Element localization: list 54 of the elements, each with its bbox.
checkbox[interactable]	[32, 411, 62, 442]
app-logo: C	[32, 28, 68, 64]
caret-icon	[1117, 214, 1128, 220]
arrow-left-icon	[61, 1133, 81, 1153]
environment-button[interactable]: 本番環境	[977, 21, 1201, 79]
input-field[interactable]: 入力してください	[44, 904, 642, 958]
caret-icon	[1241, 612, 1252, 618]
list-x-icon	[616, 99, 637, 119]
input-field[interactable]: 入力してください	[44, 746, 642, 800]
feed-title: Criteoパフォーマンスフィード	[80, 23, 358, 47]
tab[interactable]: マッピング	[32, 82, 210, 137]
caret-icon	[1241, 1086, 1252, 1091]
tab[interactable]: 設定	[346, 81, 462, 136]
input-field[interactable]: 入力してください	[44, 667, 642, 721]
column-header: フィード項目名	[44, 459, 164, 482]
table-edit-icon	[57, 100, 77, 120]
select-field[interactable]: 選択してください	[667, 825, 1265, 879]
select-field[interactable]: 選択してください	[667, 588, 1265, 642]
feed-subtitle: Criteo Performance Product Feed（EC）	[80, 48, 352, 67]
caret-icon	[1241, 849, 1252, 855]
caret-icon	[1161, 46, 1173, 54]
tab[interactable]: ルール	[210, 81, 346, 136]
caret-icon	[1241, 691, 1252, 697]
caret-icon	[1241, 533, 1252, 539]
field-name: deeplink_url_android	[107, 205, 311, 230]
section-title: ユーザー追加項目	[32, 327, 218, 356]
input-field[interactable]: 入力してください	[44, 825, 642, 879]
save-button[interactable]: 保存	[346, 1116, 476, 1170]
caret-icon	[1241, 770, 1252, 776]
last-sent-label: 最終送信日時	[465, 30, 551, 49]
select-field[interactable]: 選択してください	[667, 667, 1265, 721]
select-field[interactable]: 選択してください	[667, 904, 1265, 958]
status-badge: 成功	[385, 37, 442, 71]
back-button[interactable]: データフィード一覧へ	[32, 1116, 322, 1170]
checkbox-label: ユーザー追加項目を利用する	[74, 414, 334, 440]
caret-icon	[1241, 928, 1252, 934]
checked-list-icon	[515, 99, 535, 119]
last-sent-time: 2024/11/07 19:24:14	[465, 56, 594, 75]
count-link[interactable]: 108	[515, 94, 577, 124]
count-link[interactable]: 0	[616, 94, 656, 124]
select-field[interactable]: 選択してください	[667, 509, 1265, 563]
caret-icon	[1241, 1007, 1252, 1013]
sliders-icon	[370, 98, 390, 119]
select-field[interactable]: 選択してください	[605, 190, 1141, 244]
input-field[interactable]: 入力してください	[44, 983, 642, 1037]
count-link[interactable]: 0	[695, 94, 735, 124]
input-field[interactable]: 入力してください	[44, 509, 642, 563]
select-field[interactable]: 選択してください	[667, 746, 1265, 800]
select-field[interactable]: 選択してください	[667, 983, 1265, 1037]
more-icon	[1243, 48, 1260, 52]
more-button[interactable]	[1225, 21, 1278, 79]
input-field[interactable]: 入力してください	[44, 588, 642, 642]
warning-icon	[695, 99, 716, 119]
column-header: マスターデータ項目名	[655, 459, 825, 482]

______

## [REQUEST]
Rewrite the material from its first line through the line containing "825, 1265, 879]", putting "chevron-icon" wherever "caret-icon" occurs and leaving everything else as it is.

## [THE RESPONSE]
Element localization: list 54 of the elements, each with its bbox.
checkbox[interactable]	[32, 411, 62, 442]
app-logo: C	[32, 28, 68, 64]
chevron-icon	[1117, 214, 1128, 220]
arrow-left-icon	[61, 1133, 81, 1153]
environment-button[interactable]: 本番環境	[977, 21, 1201, 79]
input-field[interactable]: 入力してください	[44, 904, 642, 958]
chevron-icon	[1241, 612, 1252, 618]
list-x-icon	[616, 99, 637, 119]
input-field[interactable]: 入力してください	[44, 746, 642, 800]
feed-title: Criteoパフォーマンスフィード	[80, 23, 358, 47]
tab[interactable]: マッピング	[32, 82, 210, 137]
chevron-icon	[1241, 1086, 1252, 1091]
tab[interactable]: 設定	[346, 81, 462, 136]
input-field[interactable]: 入力してください	[44, 667, 642, 721]
column-header: フィード項目名	[44, 459, 164, 482]
table-edit-icon	[57, 100, 77, 120]
select-field[interactable]: 選択してください	[667, 825, 1265, 879]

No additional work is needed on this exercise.